**** Records supplied ****

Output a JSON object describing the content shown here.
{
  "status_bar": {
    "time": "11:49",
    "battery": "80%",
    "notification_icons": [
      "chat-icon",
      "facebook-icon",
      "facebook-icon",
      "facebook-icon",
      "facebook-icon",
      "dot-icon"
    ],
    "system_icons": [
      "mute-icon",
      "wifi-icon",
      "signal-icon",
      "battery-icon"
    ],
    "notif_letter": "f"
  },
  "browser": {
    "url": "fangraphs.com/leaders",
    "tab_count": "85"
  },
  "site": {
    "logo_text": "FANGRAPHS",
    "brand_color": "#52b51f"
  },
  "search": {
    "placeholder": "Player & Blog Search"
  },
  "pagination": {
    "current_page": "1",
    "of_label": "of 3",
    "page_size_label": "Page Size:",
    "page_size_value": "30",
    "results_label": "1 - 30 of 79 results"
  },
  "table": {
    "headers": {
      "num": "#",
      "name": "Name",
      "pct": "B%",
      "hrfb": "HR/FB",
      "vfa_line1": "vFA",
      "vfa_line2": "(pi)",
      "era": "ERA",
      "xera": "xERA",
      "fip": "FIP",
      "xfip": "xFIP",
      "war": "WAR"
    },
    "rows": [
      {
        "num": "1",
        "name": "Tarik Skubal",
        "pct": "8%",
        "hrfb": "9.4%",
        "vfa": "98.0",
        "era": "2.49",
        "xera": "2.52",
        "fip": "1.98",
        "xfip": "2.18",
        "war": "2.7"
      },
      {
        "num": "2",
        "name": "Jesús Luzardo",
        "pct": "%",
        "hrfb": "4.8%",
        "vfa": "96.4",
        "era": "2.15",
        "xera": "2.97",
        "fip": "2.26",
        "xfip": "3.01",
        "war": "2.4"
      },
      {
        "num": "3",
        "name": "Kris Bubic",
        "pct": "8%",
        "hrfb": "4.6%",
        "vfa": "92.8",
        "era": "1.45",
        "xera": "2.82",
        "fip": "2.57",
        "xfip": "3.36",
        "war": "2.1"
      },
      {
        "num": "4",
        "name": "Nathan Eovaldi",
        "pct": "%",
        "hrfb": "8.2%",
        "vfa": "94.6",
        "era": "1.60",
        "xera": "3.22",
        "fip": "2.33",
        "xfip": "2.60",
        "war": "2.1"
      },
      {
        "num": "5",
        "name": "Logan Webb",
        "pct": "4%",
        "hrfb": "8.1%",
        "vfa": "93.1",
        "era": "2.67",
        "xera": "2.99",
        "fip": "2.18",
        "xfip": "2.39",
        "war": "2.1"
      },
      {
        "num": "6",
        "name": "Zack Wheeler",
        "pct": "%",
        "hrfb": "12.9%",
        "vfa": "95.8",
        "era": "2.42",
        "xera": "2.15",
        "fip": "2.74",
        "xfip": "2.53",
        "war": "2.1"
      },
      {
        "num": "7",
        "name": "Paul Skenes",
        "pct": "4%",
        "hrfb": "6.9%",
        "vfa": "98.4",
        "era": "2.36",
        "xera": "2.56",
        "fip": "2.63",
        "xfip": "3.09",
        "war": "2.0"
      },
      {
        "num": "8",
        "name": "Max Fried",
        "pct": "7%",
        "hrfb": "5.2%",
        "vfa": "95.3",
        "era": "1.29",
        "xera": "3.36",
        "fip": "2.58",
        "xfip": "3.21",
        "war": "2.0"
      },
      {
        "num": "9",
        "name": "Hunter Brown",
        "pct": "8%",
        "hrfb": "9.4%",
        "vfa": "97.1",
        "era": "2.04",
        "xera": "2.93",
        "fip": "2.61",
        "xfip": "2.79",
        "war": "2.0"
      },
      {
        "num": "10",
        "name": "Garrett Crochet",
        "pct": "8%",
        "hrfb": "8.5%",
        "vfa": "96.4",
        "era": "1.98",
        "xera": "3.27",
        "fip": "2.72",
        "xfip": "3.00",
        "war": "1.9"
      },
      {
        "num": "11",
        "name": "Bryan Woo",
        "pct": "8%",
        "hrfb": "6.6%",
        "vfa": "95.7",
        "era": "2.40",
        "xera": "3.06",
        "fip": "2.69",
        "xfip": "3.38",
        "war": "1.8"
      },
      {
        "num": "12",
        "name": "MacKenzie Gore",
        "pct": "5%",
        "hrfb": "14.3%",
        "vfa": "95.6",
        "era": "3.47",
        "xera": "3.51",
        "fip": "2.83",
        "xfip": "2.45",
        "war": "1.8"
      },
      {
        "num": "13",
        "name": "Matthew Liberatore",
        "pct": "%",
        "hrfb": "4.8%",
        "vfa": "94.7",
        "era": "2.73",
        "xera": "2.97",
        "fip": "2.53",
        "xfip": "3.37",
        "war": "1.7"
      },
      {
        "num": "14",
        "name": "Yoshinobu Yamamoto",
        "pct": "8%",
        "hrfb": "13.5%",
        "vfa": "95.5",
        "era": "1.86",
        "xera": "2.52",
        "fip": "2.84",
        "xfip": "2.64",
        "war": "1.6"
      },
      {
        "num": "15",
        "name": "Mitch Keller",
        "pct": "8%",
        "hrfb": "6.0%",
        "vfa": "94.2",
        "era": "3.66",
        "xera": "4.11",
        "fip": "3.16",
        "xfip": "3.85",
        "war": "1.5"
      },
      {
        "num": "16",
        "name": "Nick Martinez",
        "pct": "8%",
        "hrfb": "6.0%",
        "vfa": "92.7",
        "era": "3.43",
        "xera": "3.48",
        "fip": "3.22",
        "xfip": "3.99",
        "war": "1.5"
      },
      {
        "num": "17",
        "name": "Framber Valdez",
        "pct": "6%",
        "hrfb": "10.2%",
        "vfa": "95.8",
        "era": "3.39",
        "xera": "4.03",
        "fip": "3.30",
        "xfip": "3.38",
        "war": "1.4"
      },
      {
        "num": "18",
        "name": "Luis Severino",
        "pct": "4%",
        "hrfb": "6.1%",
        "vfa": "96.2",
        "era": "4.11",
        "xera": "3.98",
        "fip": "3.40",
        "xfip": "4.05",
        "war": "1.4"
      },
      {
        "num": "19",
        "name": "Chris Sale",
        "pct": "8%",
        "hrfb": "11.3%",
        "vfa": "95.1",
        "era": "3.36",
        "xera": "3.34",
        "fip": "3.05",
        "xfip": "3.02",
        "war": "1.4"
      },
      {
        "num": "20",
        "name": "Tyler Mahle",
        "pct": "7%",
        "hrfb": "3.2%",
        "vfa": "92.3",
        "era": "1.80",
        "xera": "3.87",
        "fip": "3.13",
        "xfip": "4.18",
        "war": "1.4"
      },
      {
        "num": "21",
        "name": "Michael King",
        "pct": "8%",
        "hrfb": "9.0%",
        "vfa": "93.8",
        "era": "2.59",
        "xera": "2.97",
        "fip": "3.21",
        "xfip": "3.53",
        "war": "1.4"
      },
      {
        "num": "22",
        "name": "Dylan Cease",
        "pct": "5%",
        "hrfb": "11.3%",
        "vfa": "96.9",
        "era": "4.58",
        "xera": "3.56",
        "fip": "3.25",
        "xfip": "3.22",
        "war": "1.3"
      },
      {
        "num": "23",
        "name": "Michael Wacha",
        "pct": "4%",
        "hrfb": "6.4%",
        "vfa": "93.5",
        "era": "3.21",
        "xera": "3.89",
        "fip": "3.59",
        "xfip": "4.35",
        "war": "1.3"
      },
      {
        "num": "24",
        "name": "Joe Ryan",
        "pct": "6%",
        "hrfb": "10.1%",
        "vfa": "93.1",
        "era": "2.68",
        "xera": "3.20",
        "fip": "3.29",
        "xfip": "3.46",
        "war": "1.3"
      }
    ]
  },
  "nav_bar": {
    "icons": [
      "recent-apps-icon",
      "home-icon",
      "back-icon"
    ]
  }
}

****

- Short task:
Provide all the records again, word for word.

- Task solution:
Output a JSON object describing the content shown here.
{
  "status_bar": {
    "time": "11:49",
    "battery": "80%",
    "notification_icons": [
      "chat-icon",
      "facebook-icon",
      "facebook-icon",
      "facebook-icon",
      "facebook-icon",
      "dot-icon"
    ],
    "system_icons": [
      "mute-icon",
      "wifi-icon",
      "signal-icon",
      "battery-icon"
    ],
    "notif_letter": "f"
  },
  "browser": {
    "url": "fangraphs.com/leaders",
    "tab_count": "85"
  },
  "site": {
    "logo_text": "FANGRAPHS",
    "brand_color": "#52b51f"
  },
  "search": {
    "placeholder": "Player & Blog Search"
  },
  "pagination": {
    "current_page": "1",
    "of_label": "of 3",
    "page_size_label": "Page Size:",
    "page_size_value": "30",
    "results_label": "1 - 30 of 79 results"
  },
  "table": {
    "headers": {
      "num": "#",
      "name": "Name",
      "pct": "B%",
      "hrfb": "HR/FB",
      "vfa_line1": "vFA",
      "vfa_line2": "(pi)",
      "era": "ERA",
      "xera": "xERA",
      "fip": "FIP",
      "xfip": "xFIP",
      "war": "WAR"
    },
    "rows": [
      {
        "num": "1",
        "name": "Tarik Skubal",
        "pct": "8%",
        "hrfb": "9.4%",
        "vfa": "98.0",
        "era": "2.49",
        "xera": "2.52",
        "fip": "1.98",
        "xfip": "2.18",
        "war": "2.7"
      },
      {
        "num": "2",
        "name": "Jesús Luzardo",
        "pct": "%",
        "hrfb": "4.8%",
        "vfa": "96.4",
        "era": "2.15",
        "xera": "2.97",
        "fip": "2.26",
        "xfip": "3.01",
        "war": "2.4"
      },
      {
        "num": "3",
        "name": "Kris Bubic",
        "pct": "8%",
        "hrfb": "4.6%",
        "vfa": "92.8",
        "era": "1.45",
        "xera": "2.82",
        "fip": "2.57",
        "xfip": "3.36",
        "war": "2.1"
      },
      {
        "num": "4",
        "name": "Nathan Eovaldi",
        "pct": "%",
        "hrfb": "8.2%",
        "vfa": "94.6",
        "era": "1.60",
        "xera": "3.22",
        "fip": "2.33",
        "xfip": "2.60",
        "war": "2.1"
      },
      {
        "num": "5",
        "name": "Logan Webb",
        "pct": "4%",
        "hrfb": "8.1%",
        "vfa": "93.1",
        "era": "2.67",
        "xera": "2.99",
        "fip": "2.18",
        "xfip": "2.39",
        "war": "2.1"
      },
      {
        "num": "6",
        "name": "Zack Wheeler",
        "pct": "%",
        "hrfb": "12.9%",
        "vfa": "95.8",
        "era": "2.42",
        "xera": "2.15",
        "fip": "2.74",
        "xfip": "2.53",
        "war": "2.1"
      },
      {
        "num": "7",
        "name": "Paul Skenes",
        "pct": "4%",
        "hrfb": "6.9%",
        "vfa": "98.4",
        "era": "2.36",
        "xera": "2.56",
        "fip": "2.63",
        "xfip": "3.09",
        "war": "2.0"
      },
      {
        "num": "8",
        "name": "Max Fried",
        "pct": "7%",
        "hrfb": "5.2%",
        "vfa": "95.3",
        "era": "1.29",
        "xera": "3.36",
        "fip": "2.58",
        "xfip": "3.21",
        "war": "2.0"
      },
      {
        "num": "9",
        "name": "Hunter Brown",
        "pct": "8%",
        "hrfb": "9.4%",
        "vfa": "97.1",
        "era": "2.04",
        "xera": "2.93",
        "fip": "2.61",
        "xfip": "2.79",
        "war": "2.0"
      },
      {
        "num": "10",
        "name": "Garrett Crochet",
        "pct": "8%",
        "hrfb": "8.5%",
        "vfa": "96.4",
        "era": "1.98",
        "xera": "3.27",
        "fip": "2.72",
        "xfip": "3.00",
        "war": "1.9"
      },
      {
        "num": "11",
        "name": "Bryan Woo",
        "pct": "8%",
        "hrfb": "6.6%",
        "vfa": "95.7",
        "era": "2.40",
        "xera": "3.06",
        "fip": "2.69",
        "xfip": "3.38",
        "war": "1.8"
      },
      {
        "num": "12",
        "name": "MacKenzie Gore",
        "pct": "5%",
        "hrfb": "14.3%",
        "vfa": "95.6",
        "era": "3.47",
        "xera": "3.51",
        "fip": "2.83",
        "xfip": "2.45",
        "war": "1.8"
      },
      {
        "num": "13",
        "name": "Matthew Liberatore",
        "pct": "%",
        "hrfb": "4.8%",
        "vfa": "94.7",
        "era": "2.73",
        "xera": "2.97",
        "fip": "2.53",
        "xfip": "3.37",
        "war": "1.7"
      },
      {
        "num": "14",
        "name": "Yoshinobu Yamamoto",
        "pct": "8%",
        "hrfb": "13.5%",
        "vfa": "95.5",
        "era": "1.86",
        "xera": "2.52",
        "fip": "2.84",
        "xfip": "2.64",
        "war": "1.6"
      },
      {
        "num": "15",
        "name": "Mitch Keller",
        "pct": "8%",
        "hrfb": "6.0%",
        "vfa": "94.2",
        "era": "3.66",
        "xera": "4.11",
        "fip": "3.16",
        "xfip": "3.85",
        "war": "1.5"
      },
      {
        "num": "16",
        "name": "Nick Martinez",
        "pct": "8%",
        "hrfb": "6.0%",
        "vfa": "92.7",
        "era": "3.43",
        "xera": "3.48",
        "fip": "3.22",
        "xfip": "3.99",
        "war": "1.5"
      },
      {
        "num": "17",
        "name": "Framber Valdez",
        "pct": "6%",
        "hrfb": "10.2%",
        "vfa": "95.8",
        "era": "3.39",
        "xera": "4.03",
        "fip": "3.30",
        "xfip": "3.38",
        "war": "1.4"
      },
      {
        "num": "18",
        "name": "Luis Severino",
        "pct": "4%",
        "hrfb": "6.1%",
        "vfa": "96.2",
        "era": "4.11",
        "xera": "3.98",
        "fip": "3.40",
        "xfip": "4.05",
        "war": "1.4"
      },
      {
        "num": "19",
        "name": "Chris Sale",
        "pct": "8%",
        "hrfb": "11.3%",
        "vfa": "95.1",
        "era": "3.36",
        "xera": "3.34",
        "fip": "3.05",
        "xfip": "3.02",
        "war": "1.4"
      },
      {
        "num": "20",
        "name": "Tyler Mahle",
        "pct": "7%",
        "hrfb": "3.2%",
        "vfa": "92.3",
        "era": "1.80",
        "xera": "3.87",
        "fip": "3.13",
        "xfip": "4.18",
        "war": "1.4"
      },
      {
        "num": "21",
        "name": "Michael King",
        "pct": "8%",
        "hrfb": "9.0%",
        "vfa": "93.8",
        "era": "2.59",
        "xera": "2.97",
        "fip": "3.21",
        "xfip": "3.53",
        "war": "1.4"
      },
      {
        "num": "22",
        "name": "Dylan Cease",
        "pct": "5%",
        "hrfb": "11.3%",
        "vfa": "96.9",
        "era": "4.58",
        "xera": "3.56",
        "fip": "3.25",
        "xfip": "3.22",
        "war": "1.3"
      },
      {
        "num": "23",
        "name": "Michael Wacha",
        "pct": "4%",
        "hrfb": "6.4%",
        "vfa": "93.5",
        "era": "3.21",
        "xera": "3.89",
        "fip": "3.59",
        "xfip": "4.35",
        "war": "1.3"
      },
      {
        "num": "24",
        "name": "Joe Ryan",
        "pct": "6%",
        "hrfb": "10.1%",
        "vfa": "93.1",
        "era": "2.68",
        "xera": "3.20",
        "fip": "3.29",
        "xfip": "3.46",
        "war": "1.3"
      }
    ]
  },
  "nav_bar": {
    "icons": [
      "recent-apps-icon",
      "home-icon",
      "back-icon"
    ]
  }
}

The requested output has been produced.